**Task to carry out:**
Your task is to give the listing below back word for word, pictures excluded.

**Material to process:**
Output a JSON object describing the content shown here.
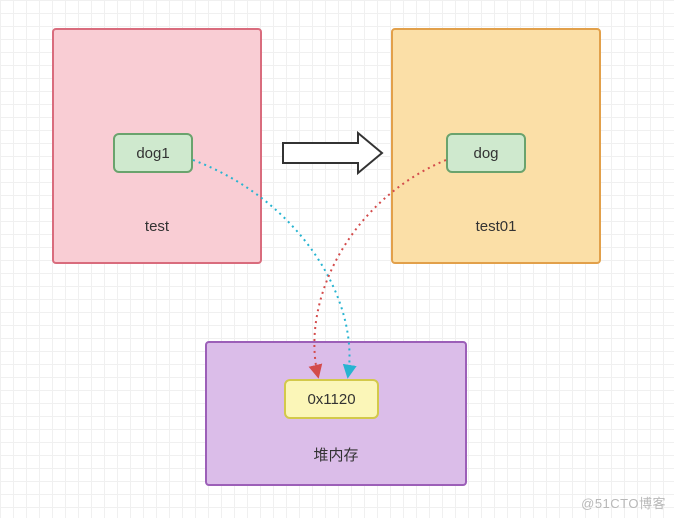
{
  "boxes": {
    "left": {
      "title": "test",
      "node": "dog1"
    },
    "right": {
      "title": "test01",
      "node": "dog"
    },
    "bottom": {
      "title": "堆内存",
      "node": "0x1120"
    }
  },
  "watermark": "@51CTO博客"
}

**Answer to the task:**
Output a JSON object describing the content shown here.
{
  "boxes": {
    "left": {
      "title": "test",
      "node": "dog1"
    },
    "right": {
      "title": "test01",
      "node": "dog"
    },
    "bottom": {
      "title": "堆内存",
      "node": "0x1120"
    }
  },
  "watermark": "@51CTO博客"
}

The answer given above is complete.